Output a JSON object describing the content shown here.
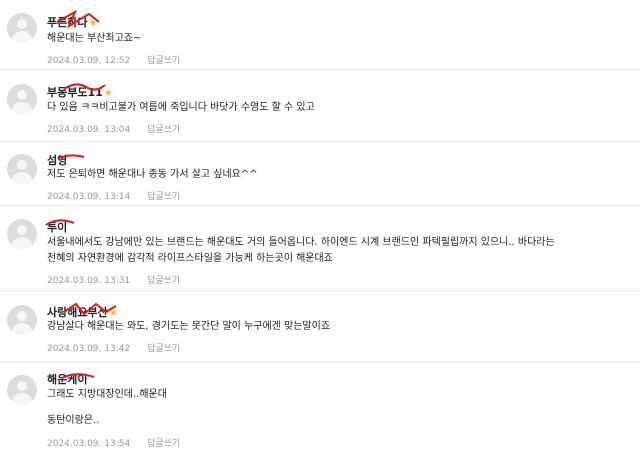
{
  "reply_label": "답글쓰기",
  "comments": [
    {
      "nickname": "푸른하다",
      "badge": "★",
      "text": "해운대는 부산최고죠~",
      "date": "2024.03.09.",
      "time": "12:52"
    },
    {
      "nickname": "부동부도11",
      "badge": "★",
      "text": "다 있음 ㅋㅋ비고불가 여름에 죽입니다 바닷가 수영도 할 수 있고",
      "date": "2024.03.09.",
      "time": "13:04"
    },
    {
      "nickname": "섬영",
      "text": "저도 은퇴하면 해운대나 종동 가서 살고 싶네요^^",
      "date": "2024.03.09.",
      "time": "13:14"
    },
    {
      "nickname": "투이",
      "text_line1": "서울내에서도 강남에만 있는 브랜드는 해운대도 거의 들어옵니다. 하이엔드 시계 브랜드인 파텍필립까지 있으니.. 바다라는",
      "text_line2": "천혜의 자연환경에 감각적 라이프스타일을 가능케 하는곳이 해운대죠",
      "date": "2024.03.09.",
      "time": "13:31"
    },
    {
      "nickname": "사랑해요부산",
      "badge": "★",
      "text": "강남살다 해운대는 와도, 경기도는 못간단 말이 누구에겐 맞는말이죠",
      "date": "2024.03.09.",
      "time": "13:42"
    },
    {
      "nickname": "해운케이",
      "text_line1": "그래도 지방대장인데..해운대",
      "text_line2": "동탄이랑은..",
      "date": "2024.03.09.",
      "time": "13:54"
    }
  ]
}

...

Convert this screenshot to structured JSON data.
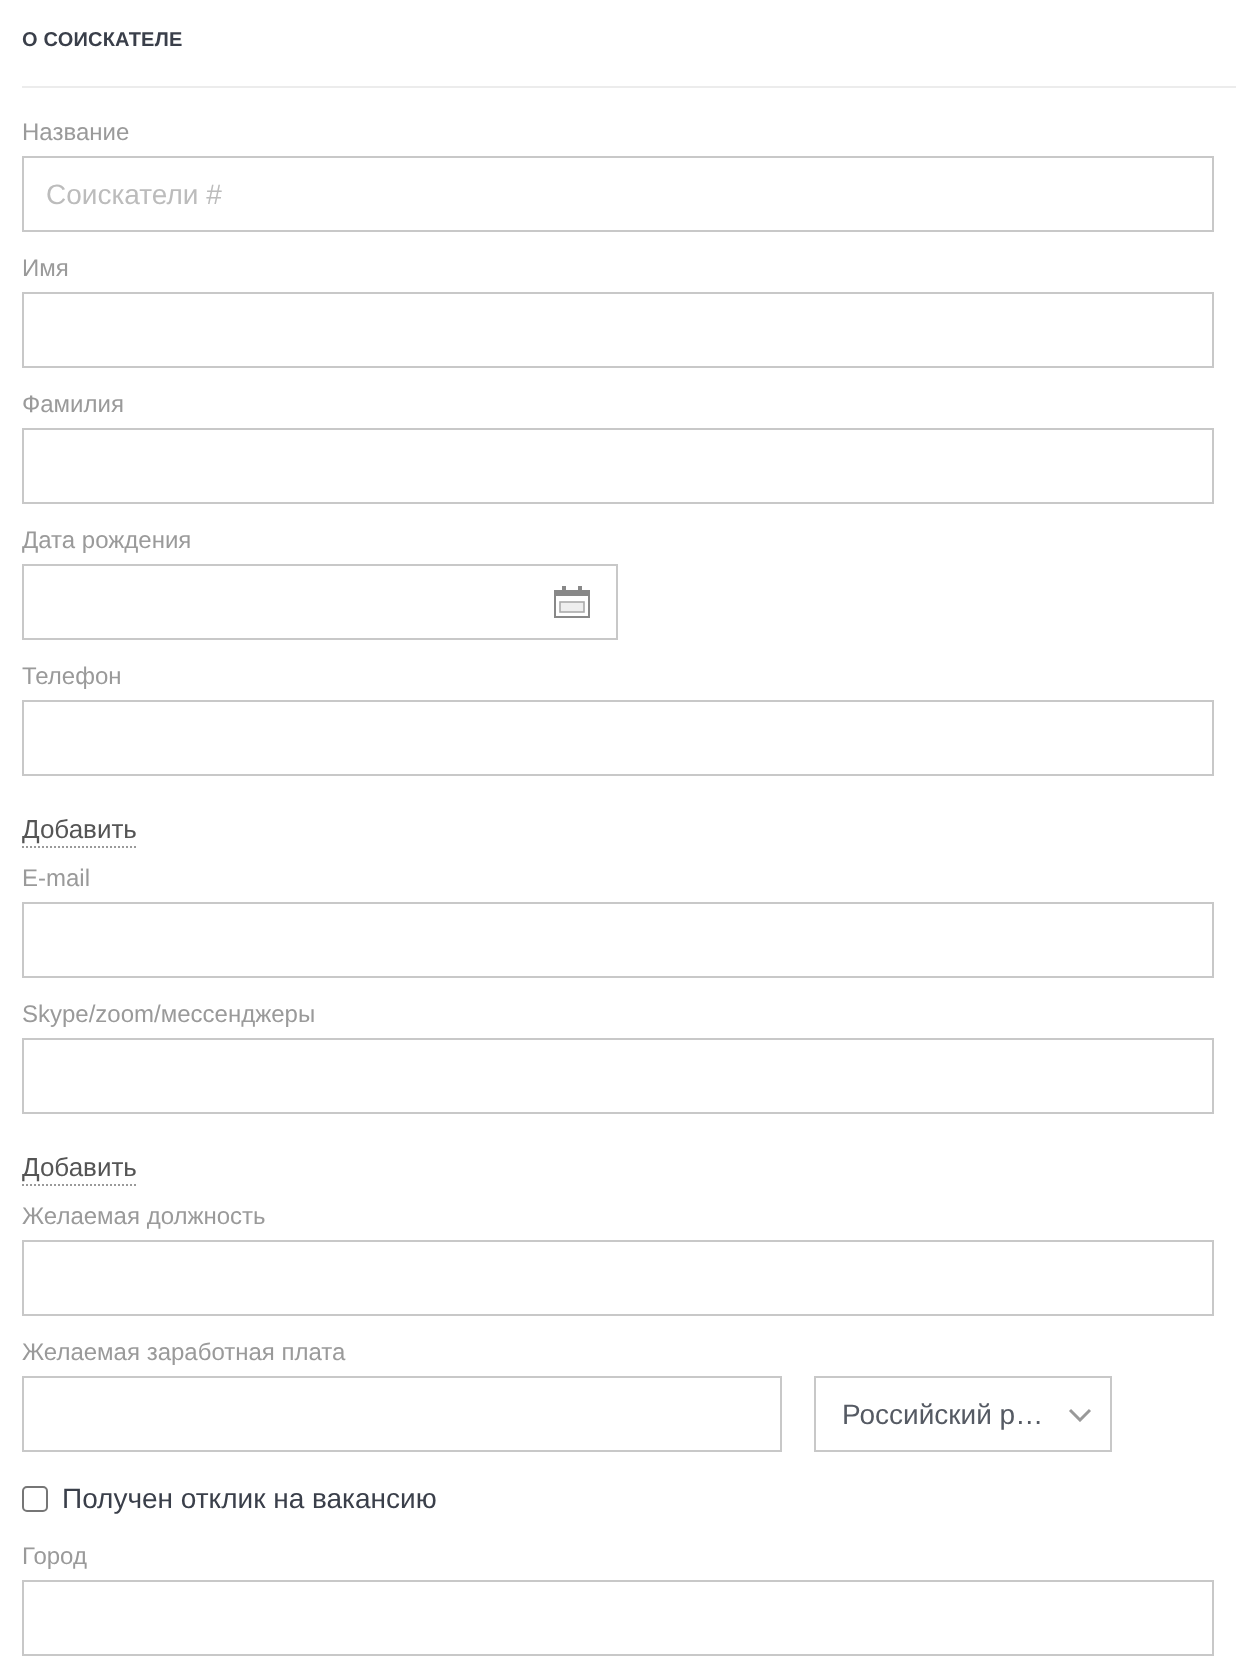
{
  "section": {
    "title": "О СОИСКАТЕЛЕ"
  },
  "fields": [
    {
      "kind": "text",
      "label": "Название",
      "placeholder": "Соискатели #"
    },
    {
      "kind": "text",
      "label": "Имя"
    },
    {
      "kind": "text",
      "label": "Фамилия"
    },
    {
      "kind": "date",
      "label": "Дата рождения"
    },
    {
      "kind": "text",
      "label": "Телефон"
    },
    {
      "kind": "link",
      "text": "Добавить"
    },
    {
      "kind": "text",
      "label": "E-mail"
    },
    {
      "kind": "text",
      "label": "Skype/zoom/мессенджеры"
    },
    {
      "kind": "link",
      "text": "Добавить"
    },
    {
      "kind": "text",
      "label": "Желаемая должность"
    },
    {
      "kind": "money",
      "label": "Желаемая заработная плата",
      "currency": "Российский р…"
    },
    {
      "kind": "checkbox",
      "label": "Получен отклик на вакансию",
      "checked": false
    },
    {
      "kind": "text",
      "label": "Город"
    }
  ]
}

_SET TASK:_
Look for the word "Желаемая" in every line of the listing and copy the lines that have it.

_ANSWER TO THIS PROBLEM:_
      "label": "Желаемая должность"
      "label": "Желаемая заработная плата",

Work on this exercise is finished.